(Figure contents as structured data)
• • •
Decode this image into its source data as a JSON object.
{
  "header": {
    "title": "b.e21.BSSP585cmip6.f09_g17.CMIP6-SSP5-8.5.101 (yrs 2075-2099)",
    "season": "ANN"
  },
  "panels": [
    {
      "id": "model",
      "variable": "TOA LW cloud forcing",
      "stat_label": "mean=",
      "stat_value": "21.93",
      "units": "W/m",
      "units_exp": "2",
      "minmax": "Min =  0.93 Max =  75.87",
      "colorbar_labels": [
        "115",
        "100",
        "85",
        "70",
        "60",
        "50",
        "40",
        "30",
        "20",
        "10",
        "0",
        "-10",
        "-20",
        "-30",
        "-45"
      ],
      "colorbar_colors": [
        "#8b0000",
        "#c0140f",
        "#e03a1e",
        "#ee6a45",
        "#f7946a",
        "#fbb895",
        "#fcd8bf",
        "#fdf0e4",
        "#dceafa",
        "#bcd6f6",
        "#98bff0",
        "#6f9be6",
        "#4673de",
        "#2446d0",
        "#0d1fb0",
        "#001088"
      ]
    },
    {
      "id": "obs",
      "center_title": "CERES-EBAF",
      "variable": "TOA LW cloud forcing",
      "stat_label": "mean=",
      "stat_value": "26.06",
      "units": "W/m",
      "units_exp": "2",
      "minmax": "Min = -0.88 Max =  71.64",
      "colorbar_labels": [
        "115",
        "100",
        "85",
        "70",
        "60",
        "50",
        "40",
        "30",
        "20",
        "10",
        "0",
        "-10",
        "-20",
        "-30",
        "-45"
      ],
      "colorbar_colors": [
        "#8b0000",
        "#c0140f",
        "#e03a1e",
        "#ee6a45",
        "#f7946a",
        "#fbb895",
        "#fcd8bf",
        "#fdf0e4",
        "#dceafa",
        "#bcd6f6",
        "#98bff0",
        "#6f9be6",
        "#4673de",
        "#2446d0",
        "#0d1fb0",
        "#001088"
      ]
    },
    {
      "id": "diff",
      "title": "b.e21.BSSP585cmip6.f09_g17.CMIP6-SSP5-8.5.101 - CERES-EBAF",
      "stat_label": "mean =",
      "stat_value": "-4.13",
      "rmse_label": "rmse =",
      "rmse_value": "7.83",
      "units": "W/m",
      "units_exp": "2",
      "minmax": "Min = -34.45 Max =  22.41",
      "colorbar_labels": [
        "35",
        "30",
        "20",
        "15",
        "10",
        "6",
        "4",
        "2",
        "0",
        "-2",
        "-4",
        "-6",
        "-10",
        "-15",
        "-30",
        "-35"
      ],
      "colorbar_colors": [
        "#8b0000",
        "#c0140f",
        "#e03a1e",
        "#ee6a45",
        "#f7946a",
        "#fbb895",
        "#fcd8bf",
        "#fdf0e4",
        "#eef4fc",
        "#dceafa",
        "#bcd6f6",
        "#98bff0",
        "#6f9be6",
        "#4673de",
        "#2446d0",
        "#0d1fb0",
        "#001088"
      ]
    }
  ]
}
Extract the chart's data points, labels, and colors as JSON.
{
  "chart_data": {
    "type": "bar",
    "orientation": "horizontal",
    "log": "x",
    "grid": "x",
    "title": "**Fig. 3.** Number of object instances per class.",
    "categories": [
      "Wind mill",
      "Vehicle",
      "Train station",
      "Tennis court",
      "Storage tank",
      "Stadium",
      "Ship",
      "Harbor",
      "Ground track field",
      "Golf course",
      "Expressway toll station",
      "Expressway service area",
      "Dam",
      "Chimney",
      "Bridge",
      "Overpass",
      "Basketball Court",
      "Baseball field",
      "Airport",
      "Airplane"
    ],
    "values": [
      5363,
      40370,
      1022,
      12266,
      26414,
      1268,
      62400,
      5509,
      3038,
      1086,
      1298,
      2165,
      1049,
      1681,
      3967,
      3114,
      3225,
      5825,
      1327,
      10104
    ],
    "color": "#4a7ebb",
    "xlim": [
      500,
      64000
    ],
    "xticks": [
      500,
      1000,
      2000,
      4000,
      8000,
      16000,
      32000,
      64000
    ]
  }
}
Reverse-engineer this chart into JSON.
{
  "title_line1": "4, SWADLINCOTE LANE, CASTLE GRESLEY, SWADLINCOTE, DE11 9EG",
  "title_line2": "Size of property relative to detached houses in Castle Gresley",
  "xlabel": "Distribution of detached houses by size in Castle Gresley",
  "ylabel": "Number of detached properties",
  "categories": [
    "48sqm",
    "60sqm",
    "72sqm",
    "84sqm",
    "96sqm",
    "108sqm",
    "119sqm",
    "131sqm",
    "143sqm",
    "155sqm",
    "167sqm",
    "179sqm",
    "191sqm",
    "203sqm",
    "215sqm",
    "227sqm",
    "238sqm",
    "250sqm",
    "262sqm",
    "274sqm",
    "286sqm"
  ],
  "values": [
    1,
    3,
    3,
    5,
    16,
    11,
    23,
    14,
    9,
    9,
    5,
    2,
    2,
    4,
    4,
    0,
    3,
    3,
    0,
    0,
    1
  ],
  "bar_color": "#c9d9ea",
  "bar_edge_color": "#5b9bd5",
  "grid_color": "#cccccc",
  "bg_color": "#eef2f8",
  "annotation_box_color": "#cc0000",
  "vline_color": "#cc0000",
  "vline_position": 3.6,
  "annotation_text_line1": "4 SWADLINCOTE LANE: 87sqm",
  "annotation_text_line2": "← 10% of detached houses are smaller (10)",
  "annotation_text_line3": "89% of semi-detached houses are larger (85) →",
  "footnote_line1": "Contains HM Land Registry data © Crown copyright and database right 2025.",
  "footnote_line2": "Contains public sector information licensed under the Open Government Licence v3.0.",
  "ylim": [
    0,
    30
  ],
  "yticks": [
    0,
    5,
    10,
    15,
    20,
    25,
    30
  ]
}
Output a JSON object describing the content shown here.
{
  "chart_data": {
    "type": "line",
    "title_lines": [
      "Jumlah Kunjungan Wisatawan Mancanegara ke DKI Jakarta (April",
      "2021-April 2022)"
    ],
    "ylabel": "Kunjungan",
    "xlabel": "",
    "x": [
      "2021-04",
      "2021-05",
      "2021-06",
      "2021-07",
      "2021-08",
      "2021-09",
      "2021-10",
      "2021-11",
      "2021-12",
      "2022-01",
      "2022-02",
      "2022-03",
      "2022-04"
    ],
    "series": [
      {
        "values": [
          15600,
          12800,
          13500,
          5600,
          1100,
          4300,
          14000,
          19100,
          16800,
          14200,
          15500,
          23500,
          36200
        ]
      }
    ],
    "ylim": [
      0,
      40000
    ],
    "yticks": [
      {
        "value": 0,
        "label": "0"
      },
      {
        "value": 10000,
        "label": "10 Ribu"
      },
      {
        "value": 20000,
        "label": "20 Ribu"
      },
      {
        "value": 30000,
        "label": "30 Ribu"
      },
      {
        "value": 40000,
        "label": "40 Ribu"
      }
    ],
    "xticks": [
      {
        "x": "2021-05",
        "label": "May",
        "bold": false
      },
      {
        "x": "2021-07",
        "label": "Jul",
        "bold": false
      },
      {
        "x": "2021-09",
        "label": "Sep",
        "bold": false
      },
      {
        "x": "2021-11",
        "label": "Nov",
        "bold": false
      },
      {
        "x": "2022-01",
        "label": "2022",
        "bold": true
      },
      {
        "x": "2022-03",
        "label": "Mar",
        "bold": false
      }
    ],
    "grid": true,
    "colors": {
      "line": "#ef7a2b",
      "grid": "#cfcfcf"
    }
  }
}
• • •
**Problem description:** Copy out the lines that hold "ylabel".

**Complete output:**
  "ylabel": "Number of detached properties",
    "ylabel": "Kunjungan",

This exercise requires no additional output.